EXTRACTED TEXT:
We call each of those distances a “residual”. What OLS does is choose a line that minimizes the sum of the squared residuals. The residuals have to be squared, otherwise the positive ones would just cancel out the negative ones. In other words: the blue line is the line that makes those red dotted lines as short as possible. This is why it is “least squares” regression.

Let’s go back to our real-world example to think about how this plays out:

plot(anes$age, anes$blm.therm, xlab="Age", ylab="BLM FT")

Here is what least-squares regression gives us:

lm(anes$blm.therm ~ anes$age)
#> 
#> Call:
#> lm(formula = anes$blm.therm ~ anes$age)
#> 
#> Coefficients:
#> (Intercept)     anes$age  
#>       67.55        -0.27

Here \(\hat{\alpha} = 67.55\) and \(\hat{\beta}=-.27\). What those two pieces of information allow us to do is to draw a line through these data. Again, we can evaluate this equation for all values of \(x\), and for each value get a value for \(\hat{y}\), which is the line at that point.

So mechanically

age <- seq(18,80,1)
regression.line <- 67.55 - .27*age
plot(anes$age, anes$blm.therm, xlab="Age", ylab="BLM FT")
points(age, regression.line, type="l", col="firebrick", pch=16, lwd=2)

This is the line that best minimizes the sum of squared residuals for these data.

Now that we have that line, how do we interpret what we have found?

plot(anes$age, anes$blm.therm, xlab="Age", ylab="BLM FT")
#We have been drawing in the line by hand, but we can very easily have R draw it:
abline(lm(anes$blm.therm ~ anes$age), col="firebrick", lwd=2)

If we save the output of the regression, and use the summary command, we get all sorts of information:

m <- lm(anes$blm.therm ~ anes$age)
#Can also do
m <- lm(blm.therm ~ age, data=anes)
summary(m)
#> 
#> Call:
#> lm(formula = blm.therm ~ age, data = anes)
#> 
#> Residuals:
#>     Min      1Q  Median      3Q     Max 
#> -62.690 -33.381   4.049  32.202  54.049 
#> 
#> Coefficients:
#>             Estimate Std. Error t value Pr(>|t|)

EXERCISE DESCRIPTION: In the regression tutorial above, why do the residuals have to be squared?

SUPPLIED INFORMATION:
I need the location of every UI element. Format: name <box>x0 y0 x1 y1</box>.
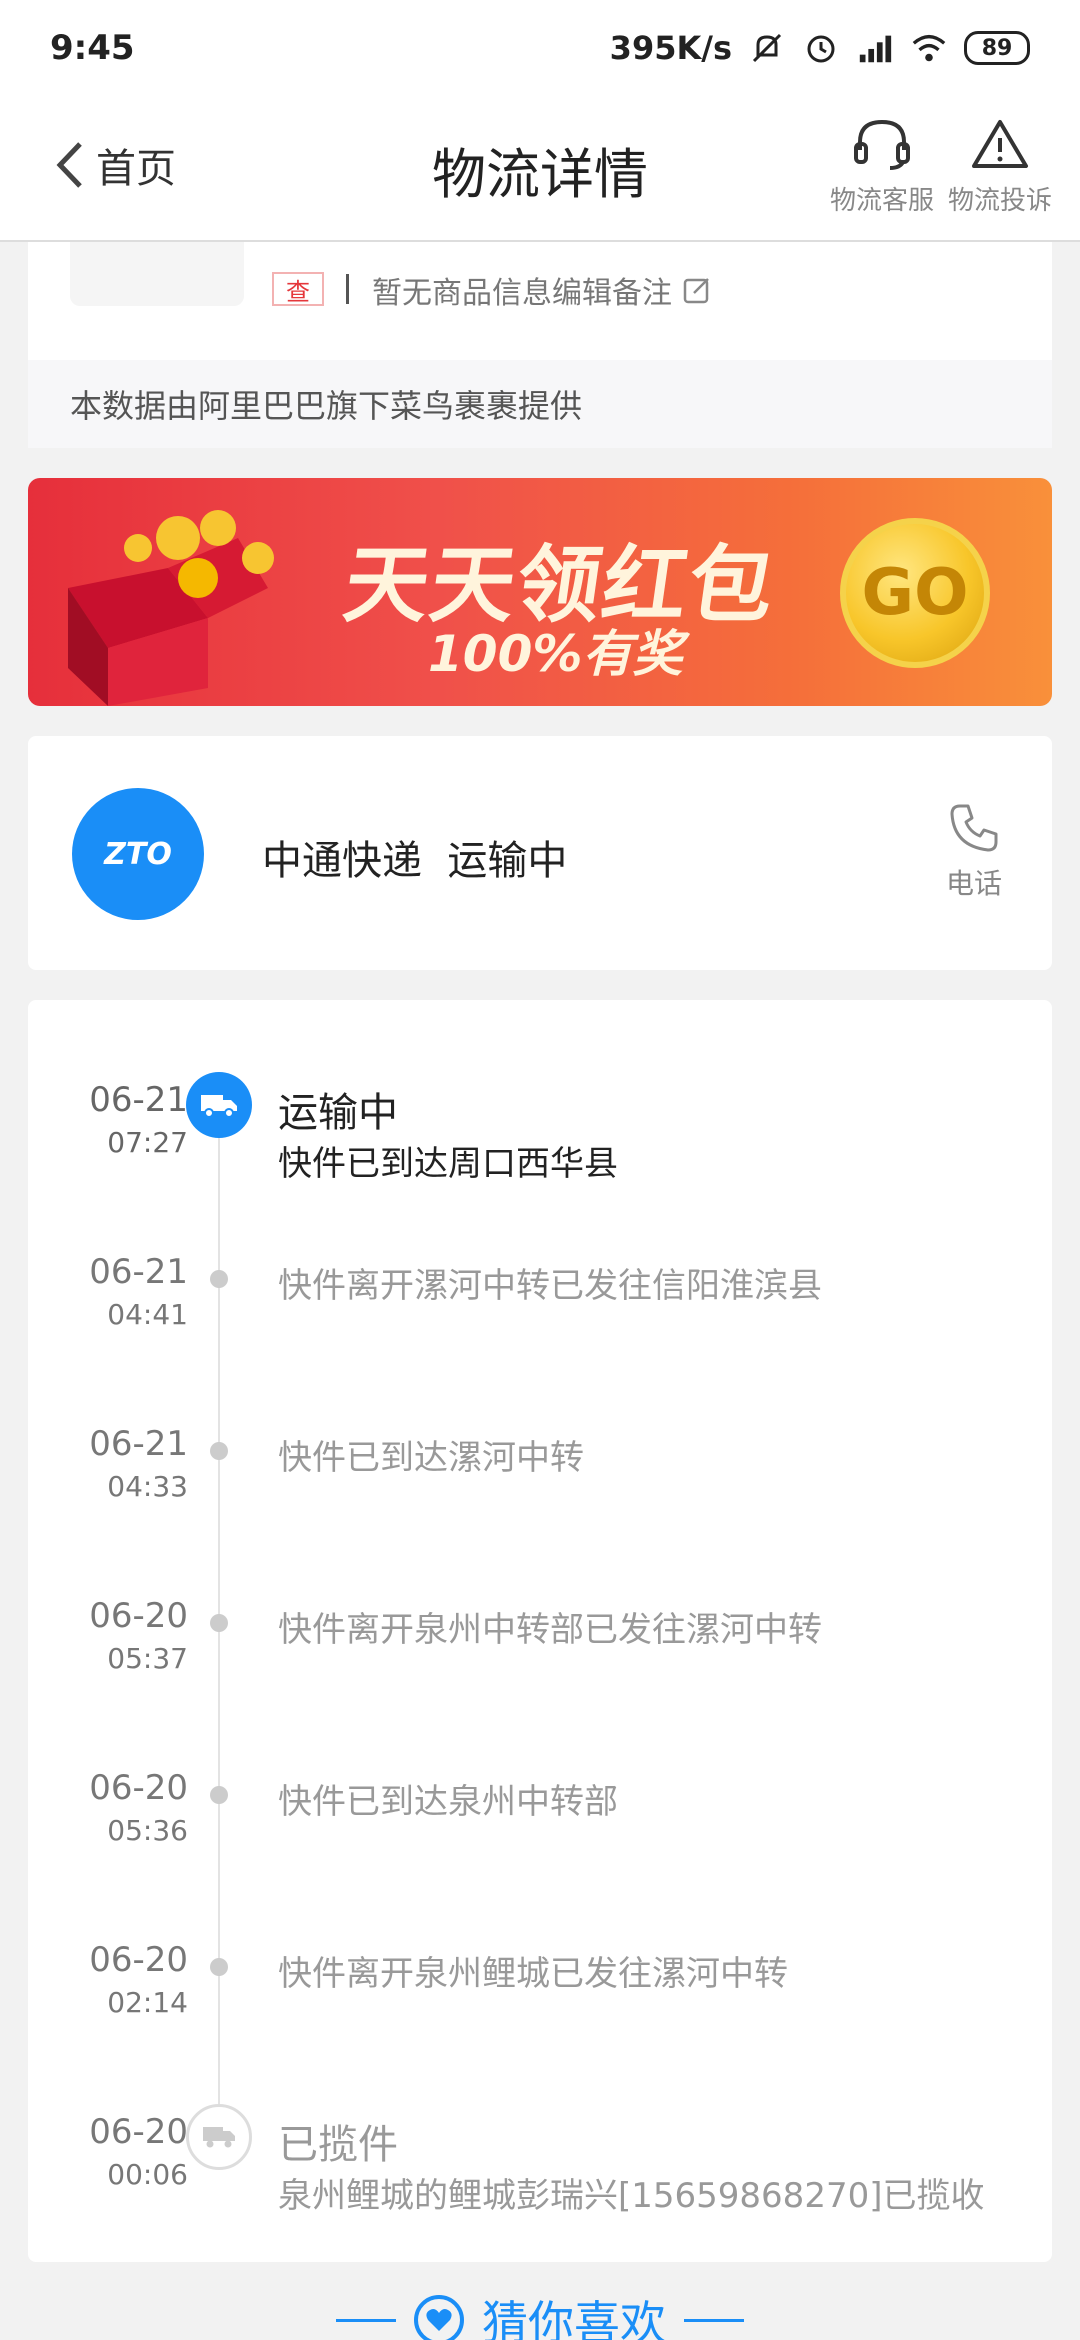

IN RESPONSE: Otherwise the positive residuals would cancel out the negative ones.